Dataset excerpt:

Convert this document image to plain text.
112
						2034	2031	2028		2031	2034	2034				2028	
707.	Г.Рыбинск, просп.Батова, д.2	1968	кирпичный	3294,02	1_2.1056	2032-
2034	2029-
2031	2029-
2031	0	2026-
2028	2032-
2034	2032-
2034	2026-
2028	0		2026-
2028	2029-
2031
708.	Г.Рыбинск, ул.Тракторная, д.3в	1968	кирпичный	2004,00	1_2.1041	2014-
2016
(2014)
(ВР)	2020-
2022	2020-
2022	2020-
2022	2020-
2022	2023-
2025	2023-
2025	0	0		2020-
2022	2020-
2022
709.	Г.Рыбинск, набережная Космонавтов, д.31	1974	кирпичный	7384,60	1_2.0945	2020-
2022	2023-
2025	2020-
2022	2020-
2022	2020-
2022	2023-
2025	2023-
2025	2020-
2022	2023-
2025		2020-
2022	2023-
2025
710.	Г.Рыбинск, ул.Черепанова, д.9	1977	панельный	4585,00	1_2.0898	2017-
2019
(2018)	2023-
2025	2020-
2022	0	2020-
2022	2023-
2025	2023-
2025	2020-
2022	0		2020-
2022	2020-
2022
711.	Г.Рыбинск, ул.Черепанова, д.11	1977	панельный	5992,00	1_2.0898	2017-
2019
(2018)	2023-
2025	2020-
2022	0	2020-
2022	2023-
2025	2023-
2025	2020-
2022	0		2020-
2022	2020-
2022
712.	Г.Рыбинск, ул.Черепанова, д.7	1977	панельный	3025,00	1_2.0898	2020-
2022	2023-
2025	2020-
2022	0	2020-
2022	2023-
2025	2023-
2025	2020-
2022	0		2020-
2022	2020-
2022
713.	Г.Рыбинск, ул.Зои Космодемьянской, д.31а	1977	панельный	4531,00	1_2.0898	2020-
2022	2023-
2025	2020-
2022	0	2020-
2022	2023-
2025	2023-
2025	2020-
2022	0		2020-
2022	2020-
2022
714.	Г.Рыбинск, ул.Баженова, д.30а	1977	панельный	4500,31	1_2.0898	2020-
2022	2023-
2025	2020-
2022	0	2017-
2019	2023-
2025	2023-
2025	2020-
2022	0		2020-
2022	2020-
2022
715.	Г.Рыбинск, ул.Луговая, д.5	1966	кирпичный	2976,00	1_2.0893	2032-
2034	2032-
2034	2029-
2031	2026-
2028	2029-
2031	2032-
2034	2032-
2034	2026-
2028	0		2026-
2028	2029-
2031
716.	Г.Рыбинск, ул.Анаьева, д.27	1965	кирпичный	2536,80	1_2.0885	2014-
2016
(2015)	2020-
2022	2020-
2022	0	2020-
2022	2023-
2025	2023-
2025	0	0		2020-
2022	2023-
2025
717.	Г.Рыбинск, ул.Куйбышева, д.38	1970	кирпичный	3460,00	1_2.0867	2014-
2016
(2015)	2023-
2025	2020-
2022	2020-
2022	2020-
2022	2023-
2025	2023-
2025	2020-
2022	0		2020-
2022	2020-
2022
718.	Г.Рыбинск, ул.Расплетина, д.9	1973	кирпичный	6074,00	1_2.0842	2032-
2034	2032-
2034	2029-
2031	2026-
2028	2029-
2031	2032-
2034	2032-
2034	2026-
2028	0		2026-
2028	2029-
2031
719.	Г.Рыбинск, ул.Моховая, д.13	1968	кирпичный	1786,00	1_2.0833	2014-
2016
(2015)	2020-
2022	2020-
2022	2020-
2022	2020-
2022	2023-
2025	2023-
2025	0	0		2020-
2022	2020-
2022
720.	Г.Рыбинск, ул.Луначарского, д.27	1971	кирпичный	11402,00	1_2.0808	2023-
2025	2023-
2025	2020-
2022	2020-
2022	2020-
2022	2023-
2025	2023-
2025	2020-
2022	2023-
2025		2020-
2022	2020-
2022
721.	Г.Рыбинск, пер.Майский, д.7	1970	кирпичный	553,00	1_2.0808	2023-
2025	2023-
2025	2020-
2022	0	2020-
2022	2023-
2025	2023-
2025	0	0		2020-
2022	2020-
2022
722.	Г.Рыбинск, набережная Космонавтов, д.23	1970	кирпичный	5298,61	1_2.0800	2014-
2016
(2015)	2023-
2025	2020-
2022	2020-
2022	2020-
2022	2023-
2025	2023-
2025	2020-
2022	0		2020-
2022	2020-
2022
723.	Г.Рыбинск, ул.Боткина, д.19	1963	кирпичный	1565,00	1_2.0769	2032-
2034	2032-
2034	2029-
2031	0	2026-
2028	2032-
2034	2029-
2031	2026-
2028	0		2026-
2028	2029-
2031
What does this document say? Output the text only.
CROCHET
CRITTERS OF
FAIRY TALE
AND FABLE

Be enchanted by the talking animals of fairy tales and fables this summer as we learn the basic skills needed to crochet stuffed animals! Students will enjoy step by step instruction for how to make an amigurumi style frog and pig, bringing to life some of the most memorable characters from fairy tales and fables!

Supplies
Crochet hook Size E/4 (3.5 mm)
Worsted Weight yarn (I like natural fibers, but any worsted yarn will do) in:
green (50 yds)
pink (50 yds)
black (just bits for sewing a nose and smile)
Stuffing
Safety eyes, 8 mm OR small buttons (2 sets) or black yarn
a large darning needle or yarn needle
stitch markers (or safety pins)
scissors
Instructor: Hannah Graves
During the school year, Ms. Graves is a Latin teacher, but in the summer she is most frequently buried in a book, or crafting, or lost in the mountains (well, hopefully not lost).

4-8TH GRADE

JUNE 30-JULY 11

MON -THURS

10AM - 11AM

Exercise
Each entry above is to be set down again in exactly the same words.

Completed task
Convert this document image to plain text.
112
						2034	2031	2028		2031	2034	2034				2028	
707.	Г.Рыбинск, просп.Батова, д.2	1968	кирпичный	3294,02	1_2.1056	2032-
2034	2029-
2031	2029-
2031	0	2026-
2028	2032-
2034	2032-
2034	2026-
2028	0		2026-
2028	2029-
2031
708.	Г.Рыбинск, ул.Тракторная, д.3в	1968	кирпичный	2004,00	1_2.1041	2014-
2016
(2014)
(ВР)	2020-
2022	2020-
2022	2020-
2022	2020-
2022	2023-
2025	2023-
2025	0	0		2020-
2022	2020-
2022
709.	Г.Рыбинск, набережная Космонавтов, д.31	1974	кирпичный	7384,60	1_2.0945	2020-
2022	2023-
2025	2020-
2022	2020-
2022	2020-
2022	2023-
2025	2023-
2025	2020-
2022	2023-
2025		2020-
2022	2023-
2025
710.	Г.Рыбинск, ул.Черепанова, д.9	1977	панельный	4585,00	1_2.0898	2017-
2019
(2018)	2023-
2025	2020-
2022	0	2020-
2022	2023-
2025	2023-
2025	2020-
2022	0		2020-
2022	2020-
2022
711.	Г.Рыбинск, ул.Черепанова, д.11	1977	панельный	5992,00	1_2.0898	2017-
2019
(2018)	2023-
2025	2020-
2022	0	2020-
2022	2023-
2025	2023-
2025	2020-
2022	0		2020-
2022	2020-
2022
712.	Г.Рыбинск, ул.Черепанова, д.7	1977	панельный	3025,00	1_2.0898	2020-
2022	2023-
2025	2020-
2022	0	2020-
2022	2023-
2025	2023-
2025	2020-
2022	0		2020-
2022	2020-
2022
713.	Г.Рыбинск, ул.Зои Космодемьянской, д.31а	1977	панельный	4531,00	1_2.0898	2020-
2022	2023-
2025	2020-
2022	0	2020-
2022	2023-
2025	2023-
2025	2020-
2022	0		2020-
2022	2020-
2022
714.	Г.Рыбинск, ул.Баженова, д.30а	1977	панельный	4500,31	1_2.0898	2020-
2022	2023-
2025	2020-
2022	0	2017-
2019	2023-
2025	2023-
2025	2020-
2022	0		2020-
2022	2020-
2022
715.	Г.Рыбинск, ул.Луговая, д.5	1966	кирпичный	2976,00	1_2.0893	2032-
2034	2032-
2034	2029-
2031	2026-
2028	2029-
2031	2032-
2034	2032-
2034	2026-
2028	0		2026-
2028	2029-
2031
716.	Г.Рыбинск, ул.Анаьева, д.27	1965	кирпичный	2536,80	1_2.0885	2014-
2016
(2015)	2020-
2022	2020-
2022	0	2020-
2022	2023-
2025	2023-
2025	0	0		2020-
2022	2023-
2025
717.	Г.Рыбинск, ул.Куйбышева, д.38	1970	кирпичный	3460,00	1_2.0867	2014-
2016
(2015)	2023-
2025	2020-
2022	2020-
2022	2020-
2022	2023-
2025	2023-
2025	2020-
2022	0		2020-
2022	2020-
2022
718.	Г.Рыбинск, ул.Расплетина, д.9	1973	кирпичный	6074,00	1_2.0842	2032-
2034	2032-
2034	2029-
2031	2026-
2028	2029-
2031	2032-
2034	2032-
2034	2026-
2028	0		2026-
2028	2029-
2031
719.	Г.Рыбинск, ул.Моховая, д.13	1968	кирпичный	1786,00	1_2.0833	2014-
2016
(2015)	2020-
2022	2020-
2022	2020-
2022	2020-
2022	2023-
2025	2023-
2025	0	0		2020-
2022	2020-
2022
720.	Г.Рыбинск, ул.Луначарского, д.27	1971	кирпичный	11402,00	1_2.0808	2023-
2025	2023-
2025	2020-
2022	2020-
2022	2020-
2022	2023-
2025	2023-
2025	2020-
2022	2023-
2025		2020-
2022	2020-
2022
721.	Г.Рыбинск, пер.Майский, д.7	1970	кирпичный	553,00	1_2.0808	2023-
2025	2023-
2025	2020-
2022	0	2020-
2022	2023-
2025	2023-
2025	0	0		2020-
2022	2020-
2022
722.	Г.Рыбинск, набережная Космонавтов, д.23	1970	кирпичный	5298,61	1_2.0800	2014-
2016
(2015)	2023-
2025	2020-
2022	2020-
2022	2020-
2022	2023-
2025	2023-
2025	2020-
2022	0		2020-
2022	2020-
2022
723.	Г.Рыбинск, ул.Боткина, д.19	1963	кирпичный	1565,00	1_2.0769	2032-
2034	2032-
2034	2029-
2031	0	2026-
2028	2032-
2034	2029-
2031	2026-
2028	0		2026-
2028	2029-
2031
What does this document say? Output the text only.
CROCHET
CRITTERS OF
FAIRY TALE
AND FABLE

Be enchanted by the talking animals of fairy tales and fables this summer as we learn the basic skills needed to crochet stuffed animals! Students will enjoy step by step instruction for how to make an amigurumi style frog and pig, bringing to life some of the most memorable characters from fairy tales and fables!

Supplies
Crochet hook Size E/4 (3.5 mm)
Worsted Weight yarn (I like natural fibers, but any worsted yarn will do) in:
green (50 yds)
pink (50 yds)
black (just bits for sewing a nose and smile)
Stuffing
Safety eyes, 8 mm OR small buttons (2 sets) or black yarn
a large darning needle or yarn needle
stitch markers (or safety pins)
scissors
Instructor: Hannah Graves
During the school year, Ms. Graves is a Latin teacher, but in the summer she is most frequently buried in a book, or crafting, or lost in the mountains (well, hopefully not lost).

4-8TH GRADE

JUNE 30-JULY 11

MON -THURS

10AM - 11AM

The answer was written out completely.